# INPUT RECORDS

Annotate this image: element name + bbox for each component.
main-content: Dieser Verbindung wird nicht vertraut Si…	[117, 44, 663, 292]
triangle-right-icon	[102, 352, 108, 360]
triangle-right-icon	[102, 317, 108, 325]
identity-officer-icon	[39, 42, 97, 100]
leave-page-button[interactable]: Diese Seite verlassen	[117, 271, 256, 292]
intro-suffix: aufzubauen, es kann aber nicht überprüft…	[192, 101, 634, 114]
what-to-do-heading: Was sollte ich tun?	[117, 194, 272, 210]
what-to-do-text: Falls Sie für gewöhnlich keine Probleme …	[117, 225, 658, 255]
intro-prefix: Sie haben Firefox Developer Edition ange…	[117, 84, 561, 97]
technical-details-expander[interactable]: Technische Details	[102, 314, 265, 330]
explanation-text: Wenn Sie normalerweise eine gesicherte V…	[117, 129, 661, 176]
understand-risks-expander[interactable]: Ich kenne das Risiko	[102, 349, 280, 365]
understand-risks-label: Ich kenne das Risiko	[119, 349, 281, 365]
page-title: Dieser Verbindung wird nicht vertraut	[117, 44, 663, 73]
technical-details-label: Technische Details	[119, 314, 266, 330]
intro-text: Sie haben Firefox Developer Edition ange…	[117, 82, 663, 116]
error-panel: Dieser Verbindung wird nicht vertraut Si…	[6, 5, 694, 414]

# YOUR TASK
Copy out every line of the records above, word for word and in the same order.

# SOLUTION
Annotate this image: element name + bbox for each component.
main-content: Dieser Verbindung wird nicht vertraut Si…	[117, 44, 663, 292]
triangle-right-icon	[102, 352, 108, 360]
triangle-right-icon	[102, 317, 108, 325]
identity-officer-icon	[39, 42, 97, 100]
leave-page-button[interactable]: Diese Seite verlassen	[117, 271, 256, 292]
intro-suffix: aufzubauen, es kann aber nicht überprüft…	[192, 101, 634, 114]
what-to-do-heading: Was sollte ich tun?	[117, 194, 272, 210]
what-to-do-text: Falls Sie für gewöhnlich keine Probleme …	[117, 225, 658, 255]
intro-prefix: Sie haben Firefox Developer Edition ange…	[117, 84, 561, 97]
technical-details-expander[interactable]: Technische Details	[102, 314, 265, 330]
explanation-text: Wenn Sie normalerweise eine gesicherte V…	[117, 129, 661, 176]
understand-risks-expander[interactable]: Ich kenne das Risiko	[102, 349, 280, 365]
understand-risks-label: Ich kenne das Risiko	[119, 349, 281, 365]
page-title: Dieser Verbindung wird nicht vertraut	[117, 44, 663, 73]
technical-details-label: Technische Details	[119, 314, 266, 330]
intro-text: Sie haben Firefox Developer Edition ange…	[117, 82, 663, 116]
error-panel: Dieser Verbindung wird nicht vertraut Si…	[6, 5, 694, 414]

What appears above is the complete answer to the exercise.